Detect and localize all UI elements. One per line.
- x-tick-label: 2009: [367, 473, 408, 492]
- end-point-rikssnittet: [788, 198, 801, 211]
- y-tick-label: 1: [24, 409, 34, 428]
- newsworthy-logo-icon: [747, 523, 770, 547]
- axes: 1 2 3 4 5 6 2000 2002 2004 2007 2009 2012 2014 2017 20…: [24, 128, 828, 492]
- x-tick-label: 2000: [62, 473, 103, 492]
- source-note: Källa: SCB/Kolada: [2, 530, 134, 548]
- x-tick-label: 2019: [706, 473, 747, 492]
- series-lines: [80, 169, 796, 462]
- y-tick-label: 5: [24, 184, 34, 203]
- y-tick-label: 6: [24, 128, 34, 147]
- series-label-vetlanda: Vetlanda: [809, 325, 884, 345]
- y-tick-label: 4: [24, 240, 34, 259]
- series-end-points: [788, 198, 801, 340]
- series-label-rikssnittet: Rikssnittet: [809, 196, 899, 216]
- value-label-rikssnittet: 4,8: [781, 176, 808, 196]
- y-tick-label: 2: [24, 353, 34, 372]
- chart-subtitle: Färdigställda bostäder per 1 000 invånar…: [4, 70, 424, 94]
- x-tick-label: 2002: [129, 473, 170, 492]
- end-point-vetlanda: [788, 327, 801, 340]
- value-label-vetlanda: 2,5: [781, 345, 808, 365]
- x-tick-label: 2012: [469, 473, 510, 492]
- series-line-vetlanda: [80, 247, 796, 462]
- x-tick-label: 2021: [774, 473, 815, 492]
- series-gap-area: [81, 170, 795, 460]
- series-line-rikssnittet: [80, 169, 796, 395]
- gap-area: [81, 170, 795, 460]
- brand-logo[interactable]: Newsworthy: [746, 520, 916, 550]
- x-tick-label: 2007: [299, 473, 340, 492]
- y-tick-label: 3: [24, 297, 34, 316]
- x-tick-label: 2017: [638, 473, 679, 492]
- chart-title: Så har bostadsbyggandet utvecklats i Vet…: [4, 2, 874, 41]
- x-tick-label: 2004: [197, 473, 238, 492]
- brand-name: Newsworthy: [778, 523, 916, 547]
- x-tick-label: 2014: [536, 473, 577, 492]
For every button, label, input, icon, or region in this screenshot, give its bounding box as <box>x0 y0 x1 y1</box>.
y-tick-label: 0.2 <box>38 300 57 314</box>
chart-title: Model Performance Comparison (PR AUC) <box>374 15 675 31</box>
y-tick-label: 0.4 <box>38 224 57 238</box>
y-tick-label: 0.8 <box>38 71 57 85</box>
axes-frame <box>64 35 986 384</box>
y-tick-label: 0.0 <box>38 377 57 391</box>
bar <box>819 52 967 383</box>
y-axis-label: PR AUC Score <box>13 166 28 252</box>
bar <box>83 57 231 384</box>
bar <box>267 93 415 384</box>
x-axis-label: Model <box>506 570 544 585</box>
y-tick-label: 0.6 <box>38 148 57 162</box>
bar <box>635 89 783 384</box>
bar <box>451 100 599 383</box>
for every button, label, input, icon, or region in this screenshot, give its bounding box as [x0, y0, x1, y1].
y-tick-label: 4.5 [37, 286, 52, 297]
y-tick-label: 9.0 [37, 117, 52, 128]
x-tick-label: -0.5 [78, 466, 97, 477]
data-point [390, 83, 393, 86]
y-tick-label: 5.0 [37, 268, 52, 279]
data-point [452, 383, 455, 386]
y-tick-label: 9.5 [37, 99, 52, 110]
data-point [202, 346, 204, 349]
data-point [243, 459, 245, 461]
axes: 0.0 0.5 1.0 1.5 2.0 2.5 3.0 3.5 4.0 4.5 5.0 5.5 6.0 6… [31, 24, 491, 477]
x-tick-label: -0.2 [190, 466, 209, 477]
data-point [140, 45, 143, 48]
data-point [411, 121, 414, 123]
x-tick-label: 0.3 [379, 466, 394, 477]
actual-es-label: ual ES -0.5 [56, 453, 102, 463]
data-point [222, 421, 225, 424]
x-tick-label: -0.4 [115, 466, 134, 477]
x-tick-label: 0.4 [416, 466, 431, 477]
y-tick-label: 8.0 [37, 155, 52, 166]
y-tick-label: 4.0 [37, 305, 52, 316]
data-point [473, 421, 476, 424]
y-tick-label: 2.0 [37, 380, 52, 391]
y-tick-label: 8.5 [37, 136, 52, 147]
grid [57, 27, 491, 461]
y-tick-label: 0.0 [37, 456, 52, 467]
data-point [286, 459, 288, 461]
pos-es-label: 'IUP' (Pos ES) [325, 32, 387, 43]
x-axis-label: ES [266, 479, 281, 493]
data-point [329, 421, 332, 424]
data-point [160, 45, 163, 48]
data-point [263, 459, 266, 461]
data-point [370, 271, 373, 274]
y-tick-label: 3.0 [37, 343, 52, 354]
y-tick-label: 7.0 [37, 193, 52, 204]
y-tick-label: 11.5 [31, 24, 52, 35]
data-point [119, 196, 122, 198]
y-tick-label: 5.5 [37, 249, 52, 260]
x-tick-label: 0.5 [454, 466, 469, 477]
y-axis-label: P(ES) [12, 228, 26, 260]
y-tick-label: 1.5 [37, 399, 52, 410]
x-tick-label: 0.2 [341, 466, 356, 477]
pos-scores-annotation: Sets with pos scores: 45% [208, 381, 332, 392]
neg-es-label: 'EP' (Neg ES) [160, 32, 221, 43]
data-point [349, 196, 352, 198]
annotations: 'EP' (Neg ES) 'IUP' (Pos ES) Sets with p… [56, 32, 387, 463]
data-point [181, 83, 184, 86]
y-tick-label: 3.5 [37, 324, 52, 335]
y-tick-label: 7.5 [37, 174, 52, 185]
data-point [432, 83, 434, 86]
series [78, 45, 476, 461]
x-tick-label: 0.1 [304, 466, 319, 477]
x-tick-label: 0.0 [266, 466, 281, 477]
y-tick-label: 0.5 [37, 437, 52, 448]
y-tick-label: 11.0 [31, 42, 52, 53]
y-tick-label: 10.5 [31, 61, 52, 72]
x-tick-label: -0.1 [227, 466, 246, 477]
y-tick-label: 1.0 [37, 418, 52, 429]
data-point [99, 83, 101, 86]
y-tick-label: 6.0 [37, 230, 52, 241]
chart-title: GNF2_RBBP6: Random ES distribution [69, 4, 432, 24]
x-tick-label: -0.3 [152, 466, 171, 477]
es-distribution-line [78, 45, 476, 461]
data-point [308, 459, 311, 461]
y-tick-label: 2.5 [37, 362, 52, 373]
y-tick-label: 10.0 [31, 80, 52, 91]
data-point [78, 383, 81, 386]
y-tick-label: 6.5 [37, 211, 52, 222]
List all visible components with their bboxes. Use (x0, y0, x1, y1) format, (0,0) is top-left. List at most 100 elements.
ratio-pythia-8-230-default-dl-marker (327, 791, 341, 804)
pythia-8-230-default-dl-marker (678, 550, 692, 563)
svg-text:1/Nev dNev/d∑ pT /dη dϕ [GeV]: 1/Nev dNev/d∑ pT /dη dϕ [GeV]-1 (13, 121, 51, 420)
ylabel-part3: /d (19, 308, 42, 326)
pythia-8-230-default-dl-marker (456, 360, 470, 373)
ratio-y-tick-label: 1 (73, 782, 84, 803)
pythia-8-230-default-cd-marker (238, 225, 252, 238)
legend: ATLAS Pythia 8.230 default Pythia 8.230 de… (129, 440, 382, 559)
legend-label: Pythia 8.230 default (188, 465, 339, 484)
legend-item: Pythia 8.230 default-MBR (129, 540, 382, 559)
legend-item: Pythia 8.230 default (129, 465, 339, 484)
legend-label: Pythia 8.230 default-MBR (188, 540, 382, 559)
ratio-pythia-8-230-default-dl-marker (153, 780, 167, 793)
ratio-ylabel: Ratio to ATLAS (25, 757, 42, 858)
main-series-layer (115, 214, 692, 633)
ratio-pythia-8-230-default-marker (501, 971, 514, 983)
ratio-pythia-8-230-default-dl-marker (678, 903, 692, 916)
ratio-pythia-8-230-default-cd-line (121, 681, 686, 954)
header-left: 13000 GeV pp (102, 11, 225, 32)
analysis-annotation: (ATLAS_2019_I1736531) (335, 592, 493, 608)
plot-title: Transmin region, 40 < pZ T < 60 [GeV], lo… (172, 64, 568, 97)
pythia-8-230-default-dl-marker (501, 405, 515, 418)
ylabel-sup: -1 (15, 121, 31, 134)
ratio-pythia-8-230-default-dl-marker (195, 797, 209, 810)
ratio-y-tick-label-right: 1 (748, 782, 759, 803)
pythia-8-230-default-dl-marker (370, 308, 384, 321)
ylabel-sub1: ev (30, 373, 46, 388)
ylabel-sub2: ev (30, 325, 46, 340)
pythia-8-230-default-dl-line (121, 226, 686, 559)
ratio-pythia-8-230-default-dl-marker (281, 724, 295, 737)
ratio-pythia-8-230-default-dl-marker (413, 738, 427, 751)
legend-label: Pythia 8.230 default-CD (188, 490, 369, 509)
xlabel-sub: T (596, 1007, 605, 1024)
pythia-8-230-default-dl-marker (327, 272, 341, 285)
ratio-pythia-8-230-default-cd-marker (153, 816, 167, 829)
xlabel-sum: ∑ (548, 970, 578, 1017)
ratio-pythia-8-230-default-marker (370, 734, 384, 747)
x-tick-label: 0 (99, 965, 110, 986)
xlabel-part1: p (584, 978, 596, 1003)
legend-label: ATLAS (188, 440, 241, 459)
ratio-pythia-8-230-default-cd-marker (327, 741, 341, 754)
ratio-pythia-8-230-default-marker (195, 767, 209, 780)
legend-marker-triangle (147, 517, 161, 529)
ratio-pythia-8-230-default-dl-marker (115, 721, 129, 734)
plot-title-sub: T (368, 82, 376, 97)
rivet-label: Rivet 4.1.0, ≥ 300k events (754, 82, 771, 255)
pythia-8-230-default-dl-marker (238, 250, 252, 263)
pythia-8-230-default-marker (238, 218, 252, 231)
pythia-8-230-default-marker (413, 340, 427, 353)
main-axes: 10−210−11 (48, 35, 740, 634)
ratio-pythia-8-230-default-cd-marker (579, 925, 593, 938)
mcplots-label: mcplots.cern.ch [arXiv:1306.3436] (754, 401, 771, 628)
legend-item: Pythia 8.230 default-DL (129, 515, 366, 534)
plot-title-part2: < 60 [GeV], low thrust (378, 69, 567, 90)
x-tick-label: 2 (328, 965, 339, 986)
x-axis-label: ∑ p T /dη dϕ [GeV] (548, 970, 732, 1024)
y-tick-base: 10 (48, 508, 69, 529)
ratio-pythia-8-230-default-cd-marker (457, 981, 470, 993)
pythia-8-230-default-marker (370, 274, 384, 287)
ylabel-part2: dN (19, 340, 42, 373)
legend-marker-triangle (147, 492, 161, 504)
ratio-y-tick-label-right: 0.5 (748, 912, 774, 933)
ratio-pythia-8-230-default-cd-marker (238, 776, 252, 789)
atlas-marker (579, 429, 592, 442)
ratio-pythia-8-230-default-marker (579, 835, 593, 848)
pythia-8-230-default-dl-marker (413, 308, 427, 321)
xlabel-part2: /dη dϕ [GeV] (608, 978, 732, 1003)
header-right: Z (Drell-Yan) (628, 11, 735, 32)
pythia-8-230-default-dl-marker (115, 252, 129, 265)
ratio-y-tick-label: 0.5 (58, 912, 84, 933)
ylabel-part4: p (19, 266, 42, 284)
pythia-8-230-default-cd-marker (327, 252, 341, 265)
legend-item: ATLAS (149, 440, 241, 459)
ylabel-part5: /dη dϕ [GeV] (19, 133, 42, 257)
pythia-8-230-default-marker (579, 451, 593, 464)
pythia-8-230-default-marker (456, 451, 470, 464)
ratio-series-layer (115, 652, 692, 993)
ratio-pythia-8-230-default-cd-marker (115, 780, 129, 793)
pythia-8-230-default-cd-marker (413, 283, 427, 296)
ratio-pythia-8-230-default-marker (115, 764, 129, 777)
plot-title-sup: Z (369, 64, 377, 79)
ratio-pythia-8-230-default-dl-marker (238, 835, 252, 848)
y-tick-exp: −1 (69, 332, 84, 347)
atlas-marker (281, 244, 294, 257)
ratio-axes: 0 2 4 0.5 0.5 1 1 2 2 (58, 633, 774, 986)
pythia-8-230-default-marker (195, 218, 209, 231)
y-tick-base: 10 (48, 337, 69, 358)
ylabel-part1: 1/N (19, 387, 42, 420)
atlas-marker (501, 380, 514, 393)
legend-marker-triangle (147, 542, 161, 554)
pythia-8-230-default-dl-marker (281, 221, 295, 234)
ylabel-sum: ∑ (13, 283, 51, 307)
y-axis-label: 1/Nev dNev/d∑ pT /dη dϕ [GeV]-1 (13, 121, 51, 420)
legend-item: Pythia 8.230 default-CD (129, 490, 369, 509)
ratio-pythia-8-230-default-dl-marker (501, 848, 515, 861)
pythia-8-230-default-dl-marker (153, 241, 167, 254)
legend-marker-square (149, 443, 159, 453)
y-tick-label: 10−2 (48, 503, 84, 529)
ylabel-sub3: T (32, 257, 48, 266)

**What to produce**
Copy the items word for word, starting at the very first line and ending with the line containing "y-axis-label: PR AUC". Include that last line.

**Result of the exercise**
Detect and localize all UI elements. One per line.
- x-tick-label: 2009: [367, 473, 408, 492]
- end-point-rikssnittet: [788, 198, 801, 211]
- y-tick-label: 1: [24, 409, 34, 428]
- newsworthy-logo-icon: [747, 523, 770, 547]
- axes: 1 2 3 4 5 6 2000 2002 2004 2007 2009 2012 2014 2017 20…: [24, 128, 828, 492]
- x-tick-label: 2000: [62, 473, 103, 492]
- source-note: Källa: SCB/Kolada: [2, 530, 134, 548]
- x-tick-label: 2019: [706, 473, 747, 492]
- series-lines: [80, 169, 796, 462]
- y-tick-label: 5: [24, 184, 34, 203]
- y-tick-label: 6: [24, 128, 34, 147]
- series-label-vetlanda: Vetlanda: [809, 325, 884, 345]
- y-tick-label: 4: [24, 240, 34, 259]
- series-end-points: [788, 198, 801, 340]
- series-label-rikssnittet: Rikssnittet: [809, 196, 899, 216]
- value-label-rikssnittet: 4,8: [781, 176, 808, 196]
- y-tick-label: 2: [24, 353, 34, 372]
- chart-subtitle: Färdigställda bostäder per 1 000 invånar…: [4, 70, 424, 94]
- x-tick-label: 2002: [129, 473, 170, 492]
- end-point-vetlanda: [788, 327, 801, 340]
- value-label-vetlanda: 2,5: [781, 345, 808, 365]
- x-tick-label: 2012: [469, 473, 510, 492]
- series-line-vetlanda: [80, 247, 796, 462]
- x-tick-label: 2021: [774, 473, 815, 492]
- series-gap-area: [81, 170, 795, 460]
- series-line-rikssnittet: [80, 169, 796, 395]
- gap-area: [81, 170, 795, 460]
- brand-logo[interactable]: Newsworthy: [746, 520, 916, 550]
- x-tick-label: 2007: [299, 473, 340, 492]
- y-tick-label: 3: [24, 297, 34, 316]
- x-tick-label: 2017: [638, 473, 679, 492]
- chart-title: Så har bostadsbyggandet utvecklats i Vet…: [4, 2, 874, 41]
- x-tick-label: 2004: [197, 473, 238, 492]
- brand-name: Newsworthy: [778, 523, 916, 547]
- x-tick-label: 2014: [536, 473, 577, 492]
For every button, label, input, icon, or region in this screenshot, give its bounding box as <box>x0 y0 x1 y1</box>.
y-tick-label: 0.2 <box>38 300 57 314</box>
chart-title: Model Performance Comparison (PR AUC) <box>374 15 675 31</box>
y-tick-label: 0.4 <box>38 224 57 238</box>
y-tick-label: 0.8 <box>38 71 57 85</box>
axes-frame <box>64 35 986 384</box>
y-tick-label: 0.0 <box>38 377 57 391</box>
bar <box>819 52 967 383</box>
y-axis-label: PR AUC Score <box>13 166 28 252</box>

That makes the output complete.